##### Entries #####
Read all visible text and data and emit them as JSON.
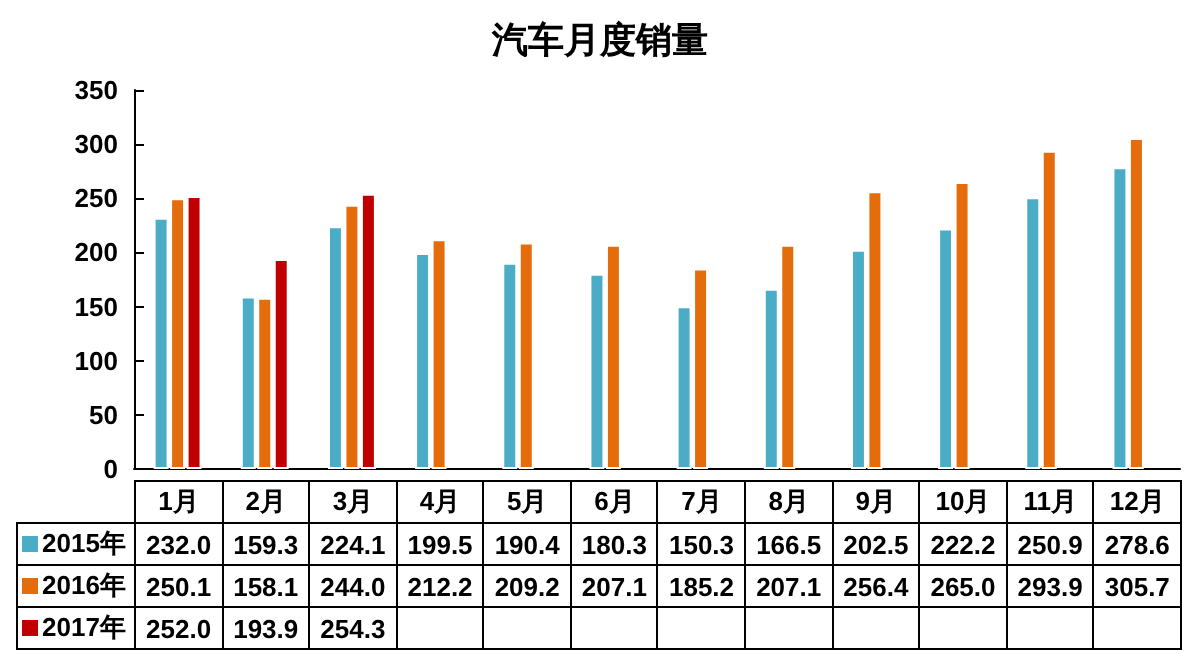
{
  "chart_data": {
    "type": "bar",
    "title": "汽车月度销量",
    "categories": [
      "1月",
      "2月",
      "3月",
      "4月",
      "5月",
      "6月",
      "7月",
      "8月",
      "9月",
      "10月",
      "11月",
      "12月"
    ],
    "series": [
      {
        "name": "2015年",
        "color": "#4bacc6",
        "values": [
          232.0,
          159.3,
          224.1,
          199.5,
          190.4,
          180.3,
          150.3,
          166.5,
          202.5,
          222.2,
          250.9,
          278.6
        ],
        "value_labels": [
          "232.0",
          "159.3",
          "224.1",
          "199.5",
          "190.4",
          "180.3",
          "150.3",
          "166.5",
          "202.5",
          "222.2",
          "250.9",
          "278.6"
        ]
      },
      {
        "name": "2016年",
        "color": "#e46c0a",
        "values": [
          250.1,
          158.1,
          244.0,
          212.2,
          209.2,
          207.1,
          185.2,
          207.1,
          256.4,
          265.0,
          293.9,
          305.7
        ],
        "value_labels": [
          "250.1",
          "158.1",
          "244.0",
          "212.2",
          "209.2",
          "207.1",
          "185.2",
          "207.1",
          "256.4",
          "265.0",
          "293.9",
          "305.7"
        ]
      },
      {
        "name": "2017年",
        "color": "#c00000",
        "values": [
          252.0,
          193.9,
          254.3,
          null,
          null,
          null,
          null,
          null,
          null,
          null,
          null,
          null
        ],
        "value_labels": [
          "252.0",
          "193.9",
          "254.3",
          null,
          null,
          null,
          null,
          null,
          null,
          null,
          null,
          null
        ]
      }
    ],
    "ylim": [
      0,
      350
    ],
    "yticks": [
      0,
      50,
      100,
      150,
      200,
      250,
      300,
      350
    ],
    "grid": false,
    "legend": "bottom"
  }
}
#####
_Written task_
Say how many lines in the entries contain the string "color", and leave out everything else.

_Completed exercise_
3